Supplied data »
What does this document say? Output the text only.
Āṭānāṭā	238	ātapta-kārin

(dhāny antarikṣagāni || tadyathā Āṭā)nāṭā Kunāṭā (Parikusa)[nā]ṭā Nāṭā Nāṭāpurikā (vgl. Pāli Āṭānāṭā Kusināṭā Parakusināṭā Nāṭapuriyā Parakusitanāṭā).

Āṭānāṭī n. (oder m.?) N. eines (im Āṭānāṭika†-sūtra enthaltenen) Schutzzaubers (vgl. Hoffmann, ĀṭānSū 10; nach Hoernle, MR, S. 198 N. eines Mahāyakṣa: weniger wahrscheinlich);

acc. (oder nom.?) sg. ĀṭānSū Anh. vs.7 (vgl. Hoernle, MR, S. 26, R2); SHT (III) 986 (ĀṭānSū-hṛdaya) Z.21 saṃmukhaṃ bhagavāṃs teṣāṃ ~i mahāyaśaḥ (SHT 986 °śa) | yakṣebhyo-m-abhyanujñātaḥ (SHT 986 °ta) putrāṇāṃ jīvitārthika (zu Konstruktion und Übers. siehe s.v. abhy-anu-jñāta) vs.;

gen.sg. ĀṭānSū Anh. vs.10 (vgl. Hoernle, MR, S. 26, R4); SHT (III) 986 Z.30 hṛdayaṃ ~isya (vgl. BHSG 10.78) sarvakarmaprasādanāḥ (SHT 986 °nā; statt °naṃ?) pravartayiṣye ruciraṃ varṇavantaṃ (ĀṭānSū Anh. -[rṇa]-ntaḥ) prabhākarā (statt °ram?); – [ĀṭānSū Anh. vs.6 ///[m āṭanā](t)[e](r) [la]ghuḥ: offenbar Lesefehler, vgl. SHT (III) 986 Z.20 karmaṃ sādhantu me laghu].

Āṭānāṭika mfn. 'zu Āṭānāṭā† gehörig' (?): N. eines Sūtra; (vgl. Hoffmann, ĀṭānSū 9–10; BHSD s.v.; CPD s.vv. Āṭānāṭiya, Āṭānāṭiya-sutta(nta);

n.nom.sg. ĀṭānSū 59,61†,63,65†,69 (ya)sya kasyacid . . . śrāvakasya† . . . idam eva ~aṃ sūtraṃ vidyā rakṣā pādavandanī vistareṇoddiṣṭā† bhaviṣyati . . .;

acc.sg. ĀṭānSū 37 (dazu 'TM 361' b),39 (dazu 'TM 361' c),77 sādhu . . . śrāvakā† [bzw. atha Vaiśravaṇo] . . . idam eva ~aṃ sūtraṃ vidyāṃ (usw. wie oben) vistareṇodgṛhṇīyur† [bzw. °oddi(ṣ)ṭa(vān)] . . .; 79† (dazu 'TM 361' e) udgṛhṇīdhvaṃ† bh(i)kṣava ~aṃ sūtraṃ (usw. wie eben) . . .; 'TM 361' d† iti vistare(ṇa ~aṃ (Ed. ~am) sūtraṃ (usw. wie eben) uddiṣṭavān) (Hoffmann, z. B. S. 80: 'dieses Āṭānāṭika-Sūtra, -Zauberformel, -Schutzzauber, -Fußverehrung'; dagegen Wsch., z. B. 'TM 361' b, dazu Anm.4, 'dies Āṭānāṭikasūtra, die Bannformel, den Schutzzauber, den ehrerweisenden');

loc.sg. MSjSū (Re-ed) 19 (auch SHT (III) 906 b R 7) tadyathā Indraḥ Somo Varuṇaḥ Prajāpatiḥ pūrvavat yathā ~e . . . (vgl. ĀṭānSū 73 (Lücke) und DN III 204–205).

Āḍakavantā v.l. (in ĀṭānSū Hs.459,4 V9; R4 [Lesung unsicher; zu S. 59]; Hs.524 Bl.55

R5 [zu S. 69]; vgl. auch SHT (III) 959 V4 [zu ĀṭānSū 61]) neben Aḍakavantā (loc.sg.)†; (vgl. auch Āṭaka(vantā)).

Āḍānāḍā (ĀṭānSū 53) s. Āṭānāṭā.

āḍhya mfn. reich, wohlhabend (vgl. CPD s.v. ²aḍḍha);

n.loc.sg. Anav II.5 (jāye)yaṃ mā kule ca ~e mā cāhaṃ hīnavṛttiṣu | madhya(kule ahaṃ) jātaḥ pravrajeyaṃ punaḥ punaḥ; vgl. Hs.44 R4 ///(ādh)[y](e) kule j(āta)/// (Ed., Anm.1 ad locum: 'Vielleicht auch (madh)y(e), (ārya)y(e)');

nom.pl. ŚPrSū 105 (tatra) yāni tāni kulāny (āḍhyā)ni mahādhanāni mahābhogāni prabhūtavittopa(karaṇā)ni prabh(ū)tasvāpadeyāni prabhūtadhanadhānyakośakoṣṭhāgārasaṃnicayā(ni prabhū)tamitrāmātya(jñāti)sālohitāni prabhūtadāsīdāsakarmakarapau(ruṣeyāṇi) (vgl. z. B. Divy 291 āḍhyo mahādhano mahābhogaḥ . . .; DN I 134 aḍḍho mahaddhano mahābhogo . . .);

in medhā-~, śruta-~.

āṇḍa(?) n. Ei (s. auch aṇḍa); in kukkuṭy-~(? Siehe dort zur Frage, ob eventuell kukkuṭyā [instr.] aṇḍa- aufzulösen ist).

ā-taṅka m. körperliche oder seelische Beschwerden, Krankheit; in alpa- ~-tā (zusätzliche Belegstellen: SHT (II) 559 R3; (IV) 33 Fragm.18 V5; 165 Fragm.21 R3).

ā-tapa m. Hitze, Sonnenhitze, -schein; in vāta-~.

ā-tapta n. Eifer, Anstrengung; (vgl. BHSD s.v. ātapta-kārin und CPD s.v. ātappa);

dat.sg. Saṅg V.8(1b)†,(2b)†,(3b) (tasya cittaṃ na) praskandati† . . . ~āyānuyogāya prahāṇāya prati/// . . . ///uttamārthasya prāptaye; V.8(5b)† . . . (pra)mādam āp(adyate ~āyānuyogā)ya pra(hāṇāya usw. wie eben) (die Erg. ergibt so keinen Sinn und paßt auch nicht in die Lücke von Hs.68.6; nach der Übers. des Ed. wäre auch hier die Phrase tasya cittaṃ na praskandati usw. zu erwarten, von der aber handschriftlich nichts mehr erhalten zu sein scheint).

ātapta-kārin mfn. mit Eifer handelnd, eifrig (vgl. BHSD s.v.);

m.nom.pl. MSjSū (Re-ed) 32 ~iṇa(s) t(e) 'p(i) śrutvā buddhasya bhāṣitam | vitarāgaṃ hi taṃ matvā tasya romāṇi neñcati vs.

Job »
Look through the entries and find each line that has the string "Übers". Copy those lines.

Task output »
acc. (oder nom.?) sg. ĀṭānSū Anh. vs.7 (vgl. Hoernle, MR, S. 26, R2); SHT (III) 986 (ĀṭānSū-hṛdaya) Z.21 saṃmukhaṃ bhagavāṃs teṣāṃ ~i mahāyaśaḥ (SHT 986 °śa) | yakṣebhyo-m-abhyanujñātaḥ (SHT 986 °ta) putrāṇāṃ jīvitārthika (zu Konstruktion und Übers. siehe s.v. abhy-anu-jñāta) vs.;
dat.sg. Saṅg V.8(1b)†,(2b)†,(3b) (tasya cittaṃ na) praskandati† . . . ~āyānuyogāya prahāṇāya prati/// . . . ///uttamārthasya prāptaye; V.8(5b)† . . . (pra)mādam āp(adyate ~āyānuyogā)ya pra(hāṇāya usw. wie eben) (die Erg. ergibt so keinen Sinn und paßt auch nicht in die Lücke von Hs.68.6; nach der Übers. des Ed. wäre auch hier die Phrase tasya cittaṃ na praskandati usw. zu erwarten, von der aber handschriftlich nichts mehr erhalten zu sein scheint).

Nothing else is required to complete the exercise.